Work to complete —
Return each line that holds the word "spesso".

Records from a data collection:

◆ ◆ ◆ ◆ ◆ ◆ ◆

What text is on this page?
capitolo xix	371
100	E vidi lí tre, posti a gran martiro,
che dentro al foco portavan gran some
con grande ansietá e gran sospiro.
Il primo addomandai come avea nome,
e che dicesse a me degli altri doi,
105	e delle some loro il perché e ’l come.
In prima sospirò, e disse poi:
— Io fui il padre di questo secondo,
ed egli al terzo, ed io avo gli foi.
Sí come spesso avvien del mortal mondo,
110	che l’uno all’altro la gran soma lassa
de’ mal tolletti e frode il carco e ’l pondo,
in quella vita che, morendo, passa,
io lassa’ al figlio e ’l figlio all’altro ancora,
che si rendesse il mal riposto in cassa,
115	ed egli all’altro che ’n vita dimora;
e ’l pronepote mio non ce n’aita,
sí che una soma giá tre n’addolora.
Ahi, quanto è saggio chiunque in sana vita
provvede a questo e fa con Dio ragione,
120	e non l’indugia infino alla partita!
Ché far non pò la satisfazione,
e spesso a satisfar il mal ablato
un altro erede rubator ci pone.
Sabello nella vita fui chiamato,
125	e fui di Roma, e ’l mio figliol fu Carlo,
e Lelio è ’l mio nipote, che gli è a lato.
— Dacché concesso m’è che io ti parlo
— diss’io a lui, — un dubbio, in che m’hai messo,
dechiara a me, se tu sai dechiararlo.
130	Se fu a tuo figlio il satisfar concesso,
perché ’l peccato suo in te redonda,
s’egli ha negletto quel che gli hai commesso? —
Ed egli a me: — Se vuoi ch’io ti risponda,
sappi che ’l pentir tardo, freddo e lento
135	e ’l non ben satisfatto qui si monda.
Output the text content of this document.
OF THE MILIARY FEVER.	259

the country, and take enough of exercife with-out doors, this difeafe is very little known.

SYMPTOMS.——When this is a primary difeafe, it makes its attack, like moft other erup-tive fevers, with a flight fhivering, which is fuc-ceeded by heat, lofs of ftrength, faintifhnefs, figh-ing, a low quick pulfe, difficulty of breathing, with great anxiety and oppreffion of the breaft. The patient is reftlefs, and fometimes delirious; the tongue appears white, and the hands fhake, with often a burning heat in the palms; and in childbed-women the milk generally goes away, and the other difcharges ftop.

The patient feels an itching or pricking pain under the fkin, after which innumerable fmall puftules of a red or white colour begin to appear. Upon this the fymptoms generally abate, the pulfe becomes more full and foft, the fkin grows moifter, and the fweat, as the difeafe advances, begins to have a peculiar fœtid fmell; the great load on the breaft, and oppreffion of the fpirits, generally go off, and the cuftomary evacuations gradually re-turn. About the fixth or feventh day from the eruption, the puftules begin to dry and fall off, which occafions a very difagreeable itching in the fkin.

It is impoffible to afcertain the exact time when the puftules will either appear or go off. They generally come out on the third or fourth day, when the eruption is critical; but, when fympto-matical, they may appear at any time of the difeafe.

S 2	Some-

◆ ◆ ◆ ◆ ◆ ◆ ◆

Exercise solution —
Sí come spesso avvien del mortal mondo,
e spesso a satisfar il mal ablato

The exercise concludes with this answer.